_Work to complete_. Look through the listing and locate every line containing the word "всего"; copy those lines.
*****
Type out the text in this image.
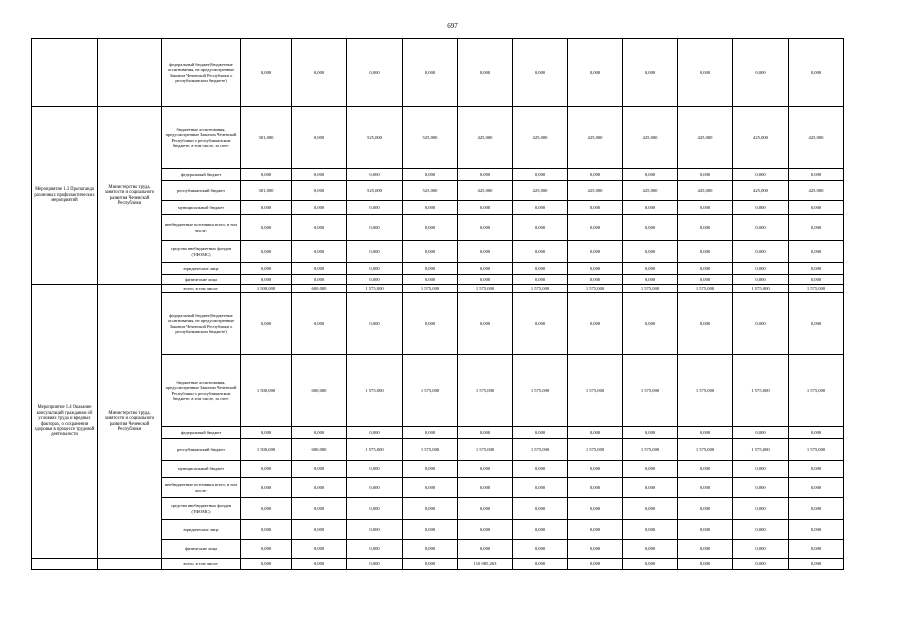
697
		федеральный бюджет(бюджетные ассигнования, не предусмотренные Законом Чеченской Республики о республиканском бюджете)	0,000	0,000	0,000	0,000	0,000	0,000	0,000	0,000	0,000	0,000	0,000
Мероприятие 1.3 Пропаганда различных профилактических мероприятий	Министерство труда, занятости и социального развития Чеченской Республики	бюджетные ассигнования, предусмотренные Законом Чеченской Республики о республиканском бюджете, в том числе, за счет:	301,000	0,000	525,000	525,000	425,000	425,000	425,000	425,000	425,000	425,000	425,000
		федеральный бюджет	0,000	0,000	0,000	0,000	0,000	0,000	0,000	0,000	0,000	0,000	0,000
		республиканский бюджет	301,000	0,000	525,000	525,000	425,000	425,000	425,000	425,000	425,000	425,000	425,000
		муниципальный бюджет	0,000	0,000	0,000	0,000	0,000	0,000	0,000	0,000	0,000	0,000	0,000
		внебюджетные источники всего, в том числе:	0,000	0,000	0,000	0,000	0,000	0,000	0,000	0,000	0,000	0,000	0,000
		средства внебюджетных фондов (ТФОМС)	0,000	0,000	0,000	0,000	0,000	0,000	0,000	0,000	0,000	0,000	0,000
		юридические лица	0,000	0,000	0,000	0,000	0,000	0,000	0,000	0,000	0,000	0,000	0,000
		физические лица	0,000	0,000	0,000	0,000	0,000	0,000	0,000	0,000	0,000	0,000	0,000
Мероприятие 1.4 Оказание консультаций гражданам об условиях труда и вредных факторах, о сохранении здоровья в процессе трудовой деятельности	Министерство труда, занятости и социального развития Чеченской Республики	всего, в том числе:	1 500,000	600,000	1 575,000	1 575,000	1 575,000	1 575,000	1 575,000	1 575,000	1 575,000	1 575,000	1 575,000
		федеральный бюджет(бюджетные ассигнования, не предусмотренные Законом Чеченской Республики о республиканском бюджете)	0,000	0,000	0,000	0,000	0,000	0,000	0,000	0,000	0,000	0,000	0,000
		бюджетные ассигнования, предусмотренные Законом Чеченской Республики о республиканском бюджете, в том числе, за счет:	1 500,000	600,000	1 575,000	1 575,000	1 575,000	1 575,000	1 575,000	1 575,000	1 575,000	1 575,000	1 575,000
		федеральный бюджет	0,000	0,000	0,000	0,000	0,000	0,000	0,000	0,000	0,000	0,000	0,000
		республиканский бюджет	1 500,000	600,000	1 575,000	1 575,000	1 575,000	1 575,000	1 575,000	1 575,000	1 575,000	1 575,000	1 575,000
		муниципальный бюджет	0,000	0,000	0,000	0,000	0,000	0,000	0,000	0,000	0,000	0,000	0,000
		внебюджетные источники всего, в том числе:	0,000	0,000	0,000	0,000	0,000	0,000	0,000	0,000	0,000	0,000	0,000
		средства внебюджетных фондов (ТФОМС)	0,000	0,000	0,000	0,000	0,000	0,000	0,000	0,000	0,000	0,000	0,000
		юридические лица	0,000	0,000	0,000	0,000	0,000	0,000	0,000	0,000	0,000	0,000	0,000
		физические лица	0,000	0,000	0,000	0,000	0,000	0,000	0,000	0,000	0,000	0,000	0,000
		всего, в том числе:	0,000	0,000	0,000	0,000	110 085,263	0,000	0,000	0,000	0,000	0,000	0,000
*****
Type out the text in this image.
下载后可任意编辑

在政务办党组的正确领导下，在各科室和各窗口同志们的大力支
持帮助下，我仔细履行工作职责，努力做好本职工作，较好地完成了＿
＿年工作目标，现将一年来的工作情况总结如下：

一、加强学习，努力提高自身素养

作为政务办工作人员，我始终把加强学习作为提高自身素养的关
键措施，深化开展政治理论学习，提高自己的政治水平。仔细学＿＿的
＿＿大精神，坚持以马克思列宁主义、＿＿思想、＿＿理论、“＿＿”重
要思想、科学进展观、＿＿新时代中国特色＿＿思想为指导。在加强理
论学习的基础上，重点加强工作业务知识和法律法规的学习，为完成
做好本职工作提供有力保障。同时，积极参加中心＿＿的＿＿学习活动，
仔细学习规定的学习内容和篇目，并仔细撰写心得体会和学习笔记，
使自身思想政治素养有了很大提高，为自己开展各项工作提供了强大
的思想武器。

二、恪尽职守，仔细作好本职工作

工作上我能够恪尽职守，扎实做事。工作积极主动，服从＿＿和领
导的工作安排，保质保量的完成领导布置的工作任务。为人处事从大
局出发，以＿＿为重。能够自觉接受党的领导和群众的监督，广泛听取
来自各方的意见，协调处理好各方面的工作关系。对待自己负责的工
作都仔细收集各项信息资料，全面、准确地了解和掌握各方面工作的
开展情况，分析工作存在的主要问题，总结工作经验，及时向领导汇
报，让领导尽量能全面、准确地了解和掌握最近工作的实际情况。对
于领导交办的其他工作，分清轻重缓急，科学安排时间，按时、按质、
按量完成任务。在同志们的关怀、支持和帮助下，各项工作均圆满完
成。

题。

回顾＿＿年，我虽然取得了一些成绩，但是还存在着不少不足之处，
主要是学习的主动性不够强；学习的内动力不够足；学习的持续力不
*****
_Complete output_.
		внебюджетные источники всего, в том числе:	0,000	0,000	0,000	0,000	0,000	0,000	0,000	0,000	0,000	0,000	0,000
Мероприятие 1.4 Оказание консультаций гражданам об условиях труда и вредных факторах, о сохранении здоровья в процессе трудовой деятельности	Министерство труда, занятости и социального развития Чеченской Республики	всего, в том числе:	1 500,000	600,000	1 575,000	1 575,000	1 575,000	1 575,000	1 575,000	1 575,000	1 575,000	1 575,000	1 575,000
		внебюджетные источники всего, в том числе:	0,000	0,000	0,000	0,000	0,000	0,000	0,000	0,000	0,000	0,000	0,000
		всего, в том числе:	0,000	0,000	0,000	0,000	110 085,263	0,000	0,000	0,000	0,000	0,000	0,000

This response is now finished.